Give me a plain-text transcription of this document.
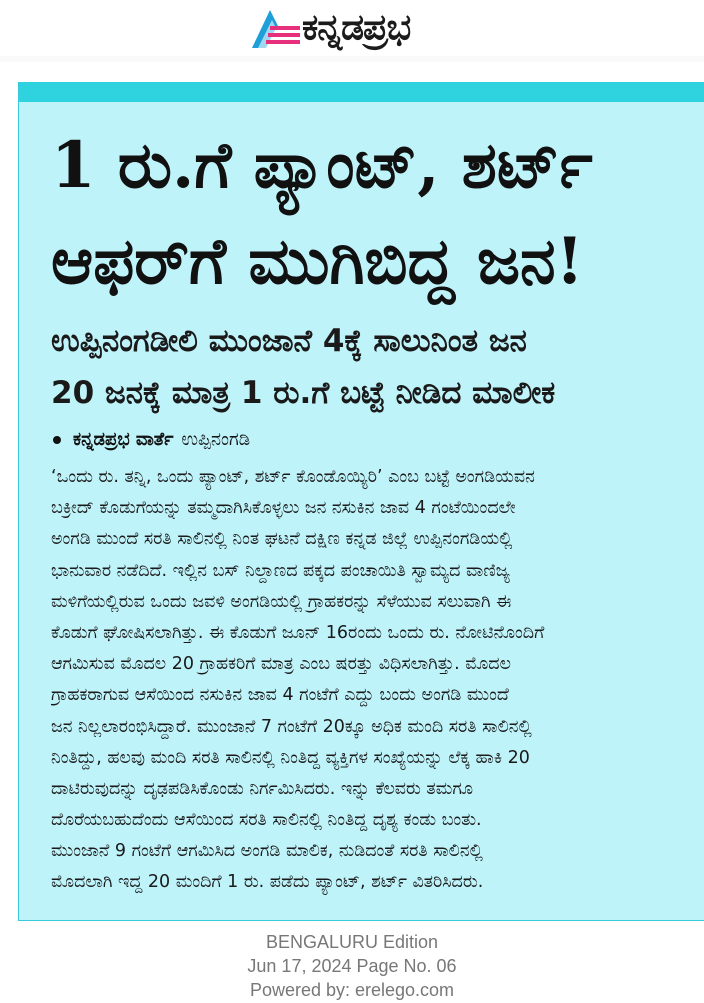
ಕನ್ನಡಪ್ರಭ
1 ರು.ಗೆ ಪ್ಯಾಂಟ್, ಶರ್ಟ್
ಆಫರ್‌ಗೆ ಮುಗಿಬಿದ್ದ ಜನ!
ಉಪ್ಪಿನಂಗಡೀಲಿ ಮುಂಜಾನೆ 4ಕ್ಕೆ ಸಾಲುನಿಂತ ಜನ
20 ಜನಕ್ಕೆ ಮಾತ್ರ 1 ರು.ಗೆ ಬಟ್ಟೆ ನೀಡಿದ ಮಾಲೀಕ
ಕನ್ನಡಪ್ರಭ ವಾರ್ತೆ ಉಪ್ಪಿನಂಗಡಿ
‘ಒಂದು ರು. ತನ್ನಿ, ಒಂದು ಪ್ಯಾಂಟ್, ಶರ್ಟ್ ಕೊಂಡೊಯ್ಯಿರಿ’ ಎಂಬ ಬಟ್ಟೆ ಅಂಗಡಿಯವನ
ಬಕ್ರೀದ್ ಕೊಡುಗೆಯನ್ನು ತಮ್ಮದಾಗಿಸಿಕೊಳ್ಳಲು ಜನ ನಸುಕಿನ ಜಾವ 4 ಗಂಟೆಯಿಂದಲೇ
ಅಂಗಡಿ ಮುಂದೆ ಸರತಿ ಸಾಲಿನಲ್ಲಿ ನಿಂತ ಘಟನೆ ದಕ್ಷಿಣ ಕನ್ನಡ ಜಿಲ್ಲೆ ಉಪ್ಪಿನಂಗಡಿಯಲ್ಲಿ
ಭಾನುವಾರ ನಡೆದಿದೆ. ಇಲ್ಲಿನ ಬಸ್ ನಿಲ್ದಾಣದ ಪಕ್ಕದ ಪಂಚಾಯಿತಿ ಸ್ವಾಮ್ಯದ ವಾಣಿಜ್ಯ
ಮಳಿಗೆಯಲ್ಲಿರುವ ಒಂದು ಜವಳಿ ಅಂಗಡಿಯಲ್ಲಿ ಗ್ರಾಹಕರನ್ನು ಸೆಳೆಯುವ ಸಲುವಾಗಿ ಈ
ಕೊಡುಗೆ ಘೋಷಿಸಲಾಗಿತ್ತು. ಈ ಕೊಡುಗೆ ಜೂನ್ 16ರಂದು ಒಂದು ರು. ನೋಟಿನೊಂದಿಗೆ
ಆಗಮಿಸುವ ಮೊದಲ 20 ಗ್ರಾಹಕರಿಗೆ ಮಾತ್ರ ಎಂಬ ಷರತ್ತು ವಿಧಿಸಲಾಗಿತ್ತು. ಮೊದಲ
ಗ್ರಾಹಕರಾಗುವ ಆಸೆಯಿಂದ ನಸುಕಿನ ಜಾವ 4 ಗಂಟೆಗೆ ಎದ್ದು ಬಂದು ಅಂಗಡಿ ಮುಂದೆ
ಜನ ನಿಲ್ಲಲಾರಂಭಿಸಿದ್ದಾರೆ. ಮುಂಜಾನೆ 7 ಗಂಟೆಗೆ 20ಕ್ಕೂ ಅಧಿಕ ಮಂದಿ ಸರತಿ ಸಾಲಿನಲ್ಲಿ
ನಿಂತಿದ್ದು, ಹಲವು ಮಂದಿ ಸರತಿ ಸಾಲಿನಲ್ಲಿ ನಿಂತಿದ್ದ ವ್ಯಕ್ತಿಗಳ ಸಂಖ್ಯೆಯನ್ನು ಲೆಕ್ಕ ಹಾಕಿ 20
ದಾಟಿರುವುದನ್ನು ದೃಢಪಡಿಸಿಕೊಂಡು ನಿರ್ಗಮಿಸಿದರು. ಇನ್ನು ಕೆಲವರು ತಮಗೂ
ದೊರೆಯಬಹುದೆಂದು ಆಸೆಯಿಂದ ಸರತಿ ಸಾಲಿನಲ್ಲಿ ನಿಂತಿದ್ದ ದೃಶ್ಯ ಕಂಡು ಬಂತು.
ಮುಂಜಾನೆ 9 ಗಂಟೆಗೆ ಆಗಮಿಸಿದ ಅಂಗಡಿ ಮಾಲಿಕ, ನುಡಿದಂತೆ ಸರತಿ ಸಾಲಿನಲ್ಲಿ
ಮೊದಲಾಗಿ ಇದ್ದ 20 ಮಂದಿಗೆ 1 ರು. ಪಡೆದು ಪ್ಯಾಂಟ್, ಶರ್ಟ್ ವಿತರಿಸಿದರು.
BENGALURU Edition
Jun 17, 2024 Page No. 06
Powered by: erelego.com
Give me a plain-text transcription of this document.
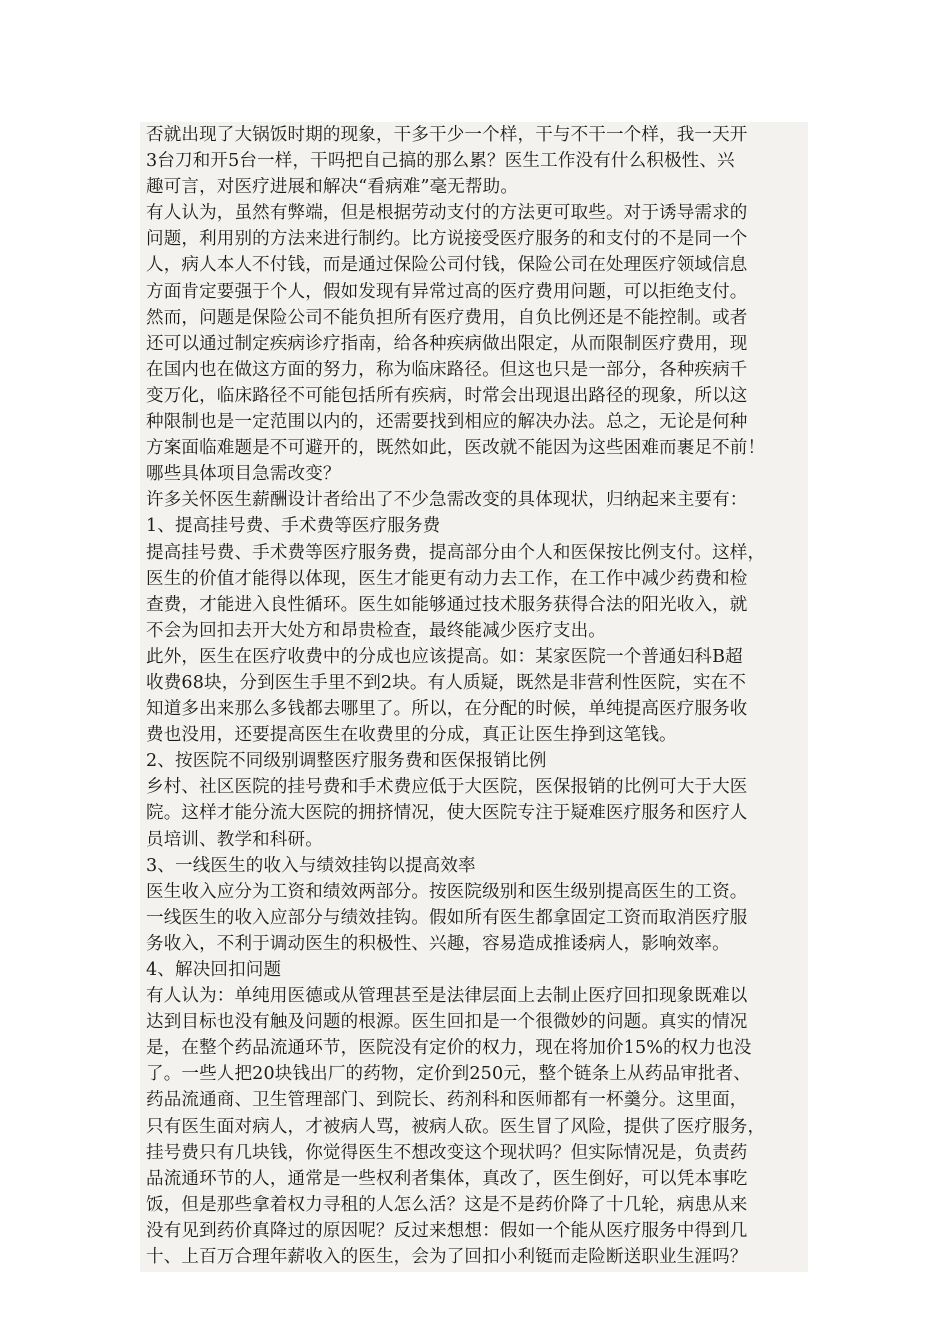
否就出现了大锅饭时期的现象，干多干少一个样，干与不干一个样，我一天开
3台刀和开5台一样，干吗把自己搞的那么累？医生工作没有什么积极性、兴
趣可言，对医疗进展和解决“看病难”毫无帮助。
有人认为，虽然有弊端，但是根据劳动支付的方法更可取些。对于诱导需求的
问题，利用别的方法来进行制约。比方说接受医疗服务的和支付的不是同一个
人，病人本人不付钱，而是通过保险公司付钱，保险公司在处理医疗领域信息
方面肯定要强于个人，假如发现有异常过高的医疗费用问题，可以拒绝支付。
然而，问题是保险公司不能负担所有医疗费用，自负比例还是不能控制。或者
还可以通过制定疾病诊疗指南，给各种疾病做出限定，从而限制医疗费用，现
在国内也在做这方面的努力，称为临床路径。但这也只是一部分，各种疾病千
变万化，临床路径不可能包括所有疾病，时常会出现退出路径的现象，所以这
种限制也是一定范围以内的，还需要找到相应的解决办法。总之，无论是何种
方案面临难题是不可避开的，既然如此，医改就不能因为这些困难而裹足不前！
哪些具体项目急需改变？
许多关怀医生薪酬设计者给出了不少急需改变的具体现状，归纳起来主要有：
1、提高挂号费、手术费等医疗服务费
提高挂号费、手术费等医疗服务费，提高部分由个人和医保按比例支付。这样，
医生的价值才能得以体现，医生才能更有动力去工作，在工作中减少药费和检
查费，才能进入良性循环。医生如能够通过技术服务获得合法的阳光收入，就
不会为回扣去开大处方和昂贵检查，最终能减少医疗支出。
此外，医生在医疗收费中的分成也应该提高。如：某家医院一个普通妇科B超
收费68块，分到医生手里不到2块。有人质疑，既然是非营利性医院，实在不
知道多出来那么多钱都去哪里了。所以，在分配的时候，单纯提高医疗服务收
费也没用，还要提高医生在收费里的分成，真正让医生挣到这笔钱。
2、按医院不同级别调整医疗服务费和医保报销比例
乡村、社区医院的挂号费和手术费应低于大医院，医保报销的比例可大于大医
院。这样才能分流大医院的拥挤情况，使大医院专注于疑难医疗服务和医疗人
员培训、教学和科研。
3、一线医生的收入与绩效挂钩以提高效率
医生收入应分为工资和绩效两部分。按医院级别和医生级别提高医生的工资。
一线医生的收入应部分与绩效挂钩。假如所有医生都拿固定工资而取消医疗服
务收入，不利于调动医生的积极性、兴趣，容易造成推诿病人，影响效率。
4、解决回扣问题
有人认为：单纯用医德或从管理甚至是法律层面上去制止医疗回扣现象既难以
达到目标也没有触及问题的根源。医生回扣是一个很微妙的问题。真实的情况
是，在整个药品流通环节，医院没有定价的权力，现在将加价15%的权力也没
了。一些人把20块钱出厂的药物，定价到250元，整个链条上从药品审批者、
药品流通商、卫生管理部门、到院长、药剂科和医师都有一杯羹分。这里面，
只有医生面对病人，才被病人骂，被病人砍。医生冒了风险，提供了医疗服务，
挂号费只有几块钱，你觉得医生不想改变这个现状吗？但实际情况是，负责药
品流通环节的人，通常是一些权利者集体，真改了，医生倒好，可以凭本事吃
饭，但是那些拿着权力寻租的人怎么活？这是不是药价降了十几轮，病患从来
没有见到药价真降过的原因呢？反过来想想：假如一个能从医疗服务中得到几
十、上百万合理年薪收入的医生，会为了回扣小利铤而走险断送职业生涯吗？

----------

Goal of the exercise
Count the lines that include the word "有人认为" and state the result as a bare number.

Solution to this problem
2